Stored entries
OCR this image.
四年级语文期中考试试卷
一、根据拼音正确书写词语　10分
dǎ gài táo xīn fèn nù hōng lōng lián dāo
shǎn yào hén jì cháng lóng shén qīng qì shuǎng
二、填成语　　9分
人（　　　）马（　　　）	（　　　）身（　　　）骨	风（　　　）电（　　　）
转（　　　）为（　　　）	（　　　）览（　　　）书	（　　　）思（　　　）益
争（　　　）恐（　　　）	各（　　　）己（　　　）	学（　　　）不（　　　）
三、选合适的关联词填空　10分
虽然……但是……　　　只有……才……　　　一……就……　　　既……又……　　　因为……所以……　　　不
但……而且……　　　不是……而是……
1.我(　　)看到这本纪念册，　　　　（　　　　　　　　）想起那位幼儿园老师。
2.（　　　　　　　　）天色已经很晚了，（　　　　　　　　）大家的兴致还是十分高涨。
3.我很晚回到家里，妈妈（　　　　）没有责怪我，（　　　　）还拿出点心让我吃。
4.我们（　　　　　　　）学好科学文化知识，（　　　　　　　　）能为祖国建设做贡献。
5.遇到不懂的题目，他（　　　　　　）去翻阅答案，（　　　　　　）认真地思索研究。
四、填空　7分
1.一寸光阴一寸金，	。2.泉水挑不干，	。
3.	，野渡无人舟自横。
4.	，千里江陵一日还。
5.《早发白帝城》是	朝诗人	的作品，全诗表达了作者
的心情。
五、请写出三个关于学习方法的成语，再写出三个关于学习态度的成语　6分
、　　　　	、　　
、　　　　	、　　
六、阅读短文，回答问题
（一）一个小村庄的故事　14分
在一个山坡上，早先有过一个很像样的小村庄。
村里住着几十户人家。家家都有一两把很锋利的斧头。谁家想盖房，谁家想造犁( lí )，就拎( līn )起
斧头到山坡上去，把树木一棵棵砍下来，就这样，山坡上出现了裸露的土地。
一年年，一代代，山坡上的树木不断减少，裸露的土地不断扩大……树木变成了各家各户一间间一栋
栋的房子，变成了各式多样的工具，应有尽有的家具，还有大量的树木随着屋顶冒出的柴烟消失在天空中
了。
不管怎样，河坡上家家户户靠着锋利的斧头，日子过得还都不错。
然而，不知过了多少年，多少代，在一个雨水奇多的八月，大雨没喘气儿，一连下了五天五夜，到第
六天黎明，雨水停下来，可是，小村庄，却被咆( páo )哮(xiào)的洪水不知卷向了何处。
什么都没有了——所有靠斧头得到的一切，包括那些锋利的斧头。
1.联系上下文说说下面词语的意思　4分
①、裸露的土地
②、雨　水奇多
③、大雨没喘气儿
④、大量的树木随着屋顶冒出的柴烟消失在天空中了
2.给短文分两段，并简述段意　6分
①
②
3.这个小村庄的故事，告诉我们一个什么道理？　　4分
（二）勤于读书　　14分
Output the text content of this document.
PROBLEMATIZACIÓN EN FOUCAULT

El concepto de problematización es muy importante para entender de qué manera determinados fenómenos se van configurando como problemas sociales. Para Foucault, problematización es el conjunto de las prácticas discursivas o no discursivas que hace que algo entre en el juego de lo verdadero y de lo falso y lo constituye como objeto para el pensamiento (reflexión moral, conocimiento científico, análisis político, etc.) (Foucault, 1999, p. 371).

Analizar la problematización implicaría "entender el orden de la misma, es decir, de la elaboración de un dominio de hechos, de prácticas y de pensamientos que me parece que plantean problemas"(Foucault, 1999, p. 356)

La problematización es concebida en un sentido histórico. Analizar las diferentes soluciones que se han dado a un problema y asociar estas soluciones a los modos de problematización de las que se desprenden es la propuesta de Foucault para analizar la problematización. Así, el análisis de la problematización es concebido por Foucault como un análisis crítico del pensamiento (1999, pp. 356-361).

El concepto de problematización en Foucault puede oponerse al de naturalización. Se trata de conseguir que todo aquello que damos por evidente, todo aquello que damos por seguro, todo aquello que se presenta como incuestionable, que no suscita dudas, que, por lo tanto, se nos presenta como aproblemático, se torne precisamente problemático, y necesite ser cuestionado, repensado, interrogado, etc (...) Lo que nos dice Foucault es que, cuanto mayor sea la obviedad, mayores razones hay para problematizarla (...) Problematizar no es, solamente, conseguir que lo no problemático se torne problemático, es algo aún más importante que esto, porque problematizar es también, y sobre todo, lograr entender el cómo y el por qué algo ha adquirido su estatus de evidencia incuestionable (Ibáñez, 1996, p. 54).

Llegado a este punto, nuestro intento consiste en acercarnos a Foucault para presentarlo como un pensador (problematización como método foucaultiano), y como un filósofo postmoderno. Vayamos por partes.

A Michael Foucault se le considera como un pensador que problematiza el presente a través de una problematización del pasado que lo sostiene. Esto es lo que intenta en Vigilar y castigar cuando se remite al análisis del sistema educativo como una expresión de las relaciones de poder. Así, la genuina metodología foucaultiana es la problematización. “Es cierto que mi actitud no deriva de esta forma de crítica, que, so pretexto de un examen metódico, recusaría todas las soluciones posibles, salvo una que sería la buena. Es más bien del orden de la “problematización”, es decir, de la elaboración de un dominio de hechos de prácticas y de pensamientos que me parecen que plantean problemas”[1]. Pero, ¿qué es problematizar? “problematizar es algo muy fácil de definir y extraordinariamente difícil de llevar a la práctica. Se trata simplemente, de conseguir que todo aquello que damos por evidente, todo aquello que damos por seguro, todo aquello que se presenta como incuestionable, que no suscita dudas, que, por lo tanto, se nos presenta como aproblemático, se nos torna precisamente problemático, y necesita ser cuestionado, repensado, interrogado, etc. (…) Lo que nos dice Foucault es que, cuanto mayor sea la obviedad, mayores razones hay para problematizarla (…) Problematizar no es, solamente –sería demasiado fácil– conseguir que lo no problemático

▸ YOUR INSTRUCTIONS: Repeat the listing in full, keeping every line exactly as it is.

▸ THE REPLY:
OCR this image.
四年级语文期中考试试卷
一、根据拼音正确书写词语　10分
dǎ gài táo xīn fèn nù hōng lōng lián dāo
shǎn yào hén jì cháng lóng shén qīng qì shuǎng
二、填成语　　9分
人（　　　）马（　　　）	（　　　）身（　　　）骨	风（　　　）电（　　　）
转（　　　）为（　　　）	（　　　）览（　　　）书	（　　　）思（　　　）益
争（　　　）恐（　　　）	各（　　　）己（　　　）	学（　　　）不（　　　）
三、选合适的关联词填空　10分
虽然……但是……　　　只有……才……　　　一……就……　　　既……又……　　　因为……所以……　　　不
但……而且……　　　不是……而是……
1.我(　　)看到这本纪念册，　　　　（　　　　　　　　）想起那位幼儿园老师。
2.（　　　　　　　　）天色已经很晚了，（　　　　　　　　）大家的兴致还是十分高涨。
3.我很晚回到家里，妈妈（　　　　）没有责怪我，（　　　　）还拿出点心让我吃。
4.我们（　　　　　　　）学好科学文化知识，（　　　　　　　　）能为祖国建设做贡献。
5.遇到不懂的题目，他（　　　　　　）去翻阅答案，（　　　　　　）认真地思索研究。
四、填空　7分
1.一寸光阴一寸金，	。2.泉水挑不干，	。
3.	，野渡无人舟自横。
4.	，千里江陵一日还。
5.《早发白帝城》是	朝诗人	的作品，全诗表达了作者
的心情。
五、请写出三个关于学习方法的成语，再写出三个关于学习态度的成语　6分
、　　　　	、　　
、　　　　	、　　
六、阅读短文，回答问题
（一）一个小村庄的故事　14分
在一个山坡上，早先有过一个很像样的小村庄。
村里住着几十户人家。家家都有一两把很锋利的斧头。谁家想盖房，谁家想造犁( lí )，就拎( līn )起
斧头到山坡上去，把树木一棵棵砍下来，就这样，山坡上出现了裸露的土地。
一年年，一代代，山坡上的树木不断减少，裸露的土地不断扩大……树木变成了各家各户一间间一栋
栋的房子，变成了各式多样的工具，应有尽有的家具，还有大量的树木随着屋顶冒出的柴烟消失在天空中
了。
不管怎样，河坡上家家户户靠着锋利的斧头，日子过得还都不错。
然而，不知过了多少年，多少代，在一个雨水奇多的八月，大雨没喘气儿，一连下了五天五夜，到第
六天黎明，雨水停下来，可是，小村庄，却被咆( páo )哮(xiào)的洪水不知卷向了何处。
什么都没有了——所有靠斧头得到的一切，包括那些锋利的斧头。
1.联系上下文说说下面词语的意思　4分
①、裸露的土地
②、雨　水奇多
③、大雨没喘气儿
④、大量的树木随着屋顶冒出的柴烟消失在天空中了
2.给短文分两段，并简述段意　6分
①
②
3.这个小村庄的故事，告诉我们一个什么道理？　　4分
（二）勤于读书　　14分
Output the text content of this document.
PROBLEMATIZACIÓN EN FOUCAULT

El concepto de problematización es muy importante para entender de qué manera determinados fenómenos se van configurando como problemas sociales. Para Foucault, problematización es el conjunto de las prácticas discursivas o no discursivas que hace que algo entre en el juego de lo verdadero y de lo falso y lo constituye como objeto para el pensamiento (reflexión moral, conocimiento científico, análisis político, etc.) (Foucault, 1999, p. 371).

Analizar la problematización implicaría "entender el orden de la misma, es decir, de la elaboración de un dominio de hechos, de prácticas y de pensamientos que me parece que plantean problemas"(Foucault, 1999, p. 356)

La problematización es concebida en un sentido histórico. Analizar las diferentes soluciones que se han dado a un problema y asociar estas soluciones a los modos de problematización de las que se desprenden es la propuesta de Foucault para analizar la problematización. Así, el análisis de la problematización es concebido por Foucault como un análisis crítico del pensamiento (1999, pp. 356-361).

El concepto de problematización en Foucault puede oponerse al de naturalización. Se trata de conseguir que todo aquello que damos por evidente, todo aquello que damos por seguro, todo aquello que se presenta como incuestionable, que no suscita dudas, que, por lo tanto, se nos presenta como aproblemático, se torne precisamente problemático, y necesite ser cuestionado, repensado, interrogado, etc (...) Lo que nos dice Foucault es que, cuanto mayor sea la obviedad, mayores razones hay para problematizarla (...) Problematizar no es, solamente, conseguir que lo no problemático se torne problemático, es algo aún más importante que esto, porque problematizar es también, y sobre todo, lograr entender el cómo y el por qué algo ha adquirido su estatus de evidencia incuestionable (Ibáñez, 1996, p. 54).

Llegado a este punto, nuestro intento consiste en acercarnos a Foucault para presentarlo como un pensador (problematización como método foucaultiano), y como un filósofo postmoderno. Vayamos por partes.

A Michael Foucault se le considera como un pensador que problematiza el presente a través de una problematización del pasado que lo sostiene. Esto es lo que intenta en Vigilar y castigar cuando se remite al análisis del sistema educativo como una expresión de las relaciones de poder. Así, la genuina metodología foucaultiana es la problematización. “Es cierto que mi actitud no deriva de esta forma de crítica, que, so pretexto de un examen metódico, recusaría todas las soluciones posibles, salvo una que sería la buena. Es más bien del orden de la “problematización”, es decir, de la elaboración de un dominio de hechos de prácticas y de pensamientos que me parecen que plantean problemas”[1]. Pero, ¿qué es problematizar? “problematizar es algo muy fácil de definir y extraordinariamente difícil de llevar a la práctica. Se trata simplemente, de conseguir que todo aquello que damos por evidente, todo aquello que damos por seguro, todo aquello que se presenta como incuestionable, que no suscita dudas, que, por lo tanto, se nos presenta como aproblemático, se nos torna precisamente problemático, y necesita ser cuestionado, repensado, interrogado, etc. (…) Lo que nos dice Foucault es que, cuanto mayor sea la obviedad, mayores razones hay para problematizarla (…) Problematizar no es, solamente –sería demasiado fácil– conseguir que lo no problemático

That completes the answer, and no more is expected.